What is expected:
Please write out the material below exactly as given.
### Records for this task ###
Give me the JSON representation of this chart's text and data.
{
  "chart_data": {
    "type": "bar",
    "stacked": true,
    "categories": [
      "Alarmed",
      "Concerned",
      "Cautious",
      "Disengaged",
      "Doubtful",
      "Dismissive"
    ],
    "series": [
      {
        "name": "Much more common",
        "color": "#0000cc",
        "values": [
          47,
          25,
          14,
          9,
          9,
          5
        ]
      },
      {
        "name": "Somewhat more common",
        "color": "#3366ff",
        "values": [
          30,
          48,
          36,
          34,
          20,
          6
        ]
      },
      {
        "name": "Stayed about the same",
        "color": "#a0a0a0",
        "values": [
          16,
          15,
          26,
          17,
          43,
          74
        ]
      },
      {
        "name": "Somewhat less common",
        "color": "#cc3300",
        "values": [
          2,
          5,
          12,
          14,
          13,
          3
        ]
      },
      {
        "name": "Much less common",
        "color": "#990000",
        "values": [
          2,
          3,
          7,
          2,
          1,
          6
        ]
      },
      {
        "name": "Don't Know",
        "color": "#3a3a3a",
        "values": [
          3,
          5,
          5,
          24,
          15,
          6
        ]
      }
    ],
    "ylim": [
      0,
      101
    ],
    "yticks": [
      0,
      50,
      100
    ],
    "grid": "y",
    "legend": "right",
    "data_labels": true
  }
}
###
Task result:
Give me the JSON representation of this chart's text and data.
{
  "chart_data": {
    "type": "bar",
    "stacked": true,
    "categories": [
      "Alarmed",
      "Concerned",
      "Cautious",
      "Disengaged",
      "Doubtful",
      "Dismissive"
    ],
    "series": [
      {
        "name": "Much more common",
        "color": "#0000cc",
        "values": [
          47,
          25,
          14,
          9,
          9,
          5
        ]
      },
      {
        "name": "Somewhat more common",
        "color": "#3366ff",
        "values": [
          30,
          48,
          36,
          34,
          20,
          6
        ]
      },
      {
        "name": "Stayed about the same",
        "color": "#a0a0a0",
        "values": [
          16,
          15,
          26,
          17,
          43,
          74
        ]
      },
      {
        "name": "Somewhat less common",
        "color": "#cc3300",
        "values": [
          2,
          5,
          12,
          14,
          13,
          3
        ]
      },
      {
        "name": "Much less common",
        "color": "#990000",
        "values": [
          2,
          3,
          7,
          2,
          1,
          6
        ]
      },
      {
        "name": "Don't Know",
        "color": "#3a3a3a",
        "values": [
          3,
          5,
          5,
          24,
          15,
          6
        ]
      }
    ],
    "ylim": [
      0,
      101
    ],
    "yticks": [
      0,
      50,
      100
    ],
    "grid": "y",
    "legend": "right",
    "data_labels": true
  }
}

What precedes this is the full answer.